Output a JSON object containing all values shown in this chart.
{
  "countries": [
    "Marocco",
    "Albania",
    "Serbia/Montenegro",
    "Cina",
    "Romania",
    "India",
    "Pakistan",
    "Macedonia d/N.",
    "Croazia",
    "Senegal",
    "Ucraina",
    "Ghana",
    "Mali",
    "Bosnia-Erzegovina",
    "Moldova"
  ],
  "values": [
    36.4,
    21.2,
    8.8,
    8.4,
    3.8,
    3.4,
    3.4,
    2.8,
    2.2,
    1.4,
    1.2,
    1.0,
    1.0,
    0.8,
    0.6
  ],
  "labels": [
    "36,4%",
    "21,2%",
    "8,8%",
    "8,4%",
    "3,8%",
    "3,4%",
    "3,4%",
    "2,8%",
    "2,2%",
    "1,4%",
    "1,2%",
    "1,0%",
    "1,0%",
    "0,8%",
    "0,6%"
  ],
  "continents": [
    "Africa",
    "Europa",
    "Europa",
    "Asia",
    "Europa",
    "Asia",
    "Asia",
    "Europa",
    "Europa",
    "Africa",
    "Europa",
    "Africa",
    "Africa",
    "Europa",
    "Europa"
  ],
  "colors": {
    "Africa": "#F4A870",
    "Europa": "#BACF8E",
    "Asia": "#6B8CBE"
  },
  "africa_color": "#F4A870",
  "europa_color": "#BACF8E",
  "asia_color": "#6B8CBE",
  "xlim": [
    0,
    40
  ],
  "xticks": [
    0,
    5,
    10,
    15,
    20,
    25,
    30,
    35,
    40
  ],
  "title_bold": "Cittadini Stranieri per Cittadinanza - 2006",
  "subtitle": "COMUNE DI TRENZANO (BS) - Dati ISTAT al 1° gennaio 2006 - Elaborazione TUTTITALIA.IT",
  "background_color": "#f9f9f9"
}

> [Stated goal] Return each entry from the material above exactly as it appears.

> [Task answer]
Output a JSON object containing all values shown in this chart.
{
  "countries": [
    "Marocco",
    "Albania",
    "Serbia/Montenegro",
    "Cina",
    "Romania",
    "India",
    "Pakistan",
    "Macedonia d/N.",
    "Croazia",
    "Senegal",
    "Ucraina",
    "Ghana",
    "Mali",
    "Bosnia-Erzegovina",
    "Moldova"
  ],
  "values": [
    36.4,
    21.2,
    8.8,
    8.4,
    3.8,
    3.4,
    3.4,
    2.8,
    2.2,
    1.4,
    1.2,
    1.0,
    1.0,
    0.8,
    0.6
  ],
  "labels": [
    "36,4%",
    "21,2%",
    "8,8%",
    "8,4%",
    "3,8%",
    "3,4%",
    "3,4%",
    "2,8%",
    "2,2%",
    "1,4%",
    "1,2%",
    "1,0%",
    "1,0%",
    "0,8%",
    "0,6%"
  ],
  "continents": [
    "Africa",
    "Europa",
    "Europa",
    "Asia",
    "Europa",
    "Asia",
    "Asia",
    "Europa",
    "Europa",
    "Africa",
    "Europa",
    "Africa",
    "Africa",
    "Europa",
    "Europa"
  ],
  "colors": {
    "Africa": "#F4A870",
    "Europa": "#BACF8E",
    "Asia": "#6B8CBE"
  },
  "africa_color": "#F4A870",
  "europa_color": "#BACF8E",
  "asia_color": "#6B8CBE",
  "xlim": [
    0,
    40
  ],
  "xticks": [
    0,
    5,
    10,
    15,
    20,
    25,
    30,
    35,
    40
  ],
  "title_bold": "Cittadini Stranieri per Cittadinanza - 2006",
  "subtitle": "COMUNE DI TRENZANO (BS) - Dati ISTAT al 1° gennaio 2006 - Elaborazione TUTTITALIA.IT",
  "background_color": "#f9f9f9"
}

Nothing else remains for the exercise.